>> start

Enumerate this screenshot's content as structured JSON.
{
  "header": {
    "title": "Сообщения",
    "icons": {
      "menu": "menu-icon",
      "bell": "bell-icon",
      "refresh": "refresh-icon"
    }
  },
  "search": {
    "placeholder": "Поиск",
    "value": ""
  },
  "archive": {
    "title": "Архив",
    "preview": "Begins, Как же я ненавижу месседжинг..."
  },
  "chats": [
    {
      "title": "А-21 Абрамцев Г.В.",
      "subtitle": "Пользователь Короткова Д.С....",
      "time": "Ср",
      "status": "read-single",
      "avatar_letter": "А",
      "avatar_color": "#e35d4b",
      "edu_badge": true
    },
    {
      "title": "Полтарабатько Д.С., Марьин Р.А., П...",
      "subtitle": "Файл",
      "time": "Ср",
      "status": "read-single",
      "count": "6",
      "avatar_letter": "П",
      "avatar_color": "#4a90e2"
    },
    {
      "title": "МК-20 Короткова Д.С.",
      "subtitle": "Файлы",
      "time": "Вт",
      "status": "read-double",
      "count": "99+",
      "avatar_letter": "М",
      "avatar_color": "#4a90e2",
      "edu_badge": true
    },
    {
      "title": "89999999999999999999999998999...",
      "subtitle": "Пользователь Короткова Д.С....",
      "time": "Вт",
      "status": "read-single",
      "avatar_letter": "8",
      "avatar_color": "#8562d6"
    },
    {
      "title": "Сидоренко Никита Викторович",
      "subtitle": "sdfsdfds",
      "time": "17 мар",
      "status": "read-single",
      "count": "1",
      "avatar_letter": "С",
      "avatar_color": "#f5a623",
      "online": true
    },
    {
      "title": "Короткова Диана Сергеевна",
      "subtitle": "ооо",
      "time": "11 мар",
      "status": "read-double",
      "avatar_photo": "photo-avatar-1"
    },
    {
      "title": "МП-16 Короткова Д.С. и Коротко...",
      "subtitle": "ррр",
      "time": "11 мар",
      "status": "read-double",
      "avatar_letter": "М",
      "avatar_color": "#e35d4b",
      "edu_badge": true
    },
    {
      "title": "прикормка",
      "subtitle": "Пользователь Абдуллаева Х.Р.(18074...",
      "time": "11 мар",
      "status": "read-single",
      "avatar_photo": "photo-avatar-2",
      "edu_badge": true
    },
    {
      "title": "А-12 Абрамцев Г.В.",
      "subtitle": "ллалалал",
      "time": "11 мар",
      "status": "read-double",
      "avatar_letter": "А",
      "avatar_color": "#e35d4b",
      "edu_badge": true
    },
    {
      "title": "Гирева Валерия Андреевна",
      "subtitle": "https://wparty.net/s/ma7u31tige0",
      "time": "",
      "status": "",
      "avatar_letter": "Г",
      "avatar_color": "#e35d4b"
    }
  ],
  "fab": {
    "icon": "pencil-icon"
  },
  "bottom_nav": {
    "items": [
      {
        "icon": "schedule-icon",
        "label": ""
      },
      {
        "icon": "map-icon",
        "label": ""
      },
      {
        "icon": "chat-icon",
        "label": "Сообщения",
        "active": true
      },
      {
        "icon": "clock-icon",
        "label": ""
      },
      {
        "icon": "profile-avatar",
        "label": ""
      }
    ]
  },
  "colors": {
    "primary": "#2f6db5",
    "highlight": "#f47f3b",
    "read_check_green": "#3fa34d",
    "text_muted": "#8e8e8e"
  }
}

>> end
>> start

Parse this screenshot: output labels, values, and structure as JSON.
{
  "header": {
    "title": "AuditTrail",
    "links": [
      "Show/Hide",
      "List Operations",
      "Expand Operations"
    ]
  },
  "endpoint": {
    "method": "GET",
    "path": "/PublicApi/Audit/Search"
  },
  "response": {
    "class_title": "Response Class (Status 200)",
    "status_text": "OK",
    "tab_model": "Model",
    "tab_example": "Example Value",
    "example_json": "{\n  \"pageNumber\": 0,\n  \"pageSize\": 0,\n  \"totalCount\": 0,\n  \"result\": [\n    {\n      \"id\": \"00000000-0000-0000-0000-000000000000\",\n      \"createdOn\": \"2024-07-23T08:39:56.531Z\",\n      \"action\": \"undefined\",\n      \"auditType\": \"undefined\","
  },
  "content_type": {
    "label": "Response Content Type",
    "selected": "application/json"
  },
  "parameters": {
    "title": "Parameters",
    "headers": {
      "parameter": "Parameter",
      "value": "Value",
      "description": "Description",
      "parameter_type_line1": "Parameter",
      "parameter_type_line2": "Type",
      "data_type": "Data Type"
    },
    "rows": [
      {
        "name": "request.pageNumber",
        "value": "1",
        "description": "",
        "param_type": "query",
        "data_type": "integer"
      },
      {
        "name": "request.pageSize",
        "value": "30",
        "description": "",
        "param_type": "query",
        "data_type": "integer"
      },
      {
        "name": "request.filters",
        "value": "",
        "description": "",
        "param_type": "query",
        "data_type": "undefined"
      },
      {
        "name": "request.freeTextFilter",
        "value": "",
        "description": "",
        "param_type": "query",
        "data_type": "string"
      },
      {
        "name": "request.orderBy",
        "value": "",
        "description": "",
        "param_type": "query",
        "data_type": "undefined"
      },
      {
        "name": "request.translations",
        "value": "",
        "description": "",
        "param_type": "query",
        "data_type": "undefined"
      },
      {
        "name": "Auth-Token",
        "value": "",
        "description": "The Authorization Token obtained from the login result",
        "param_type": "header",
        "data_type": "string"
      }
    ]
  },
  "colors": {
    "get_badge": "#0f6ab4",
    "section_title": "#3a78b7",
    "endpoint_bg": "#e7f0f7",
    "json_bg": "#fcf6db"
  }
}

>> end

▶ **TASK DETAILS**
Extract every line above containing the word "request".

▶ **COMPLETE OUTPUT**
        "name": "request.pageNumber",
        "name": "request.pageSize",
        "name": "request.filters",
        "name": "request.freeTextFilter",
        "name": "request.orderBy",
        "name": "request.translations",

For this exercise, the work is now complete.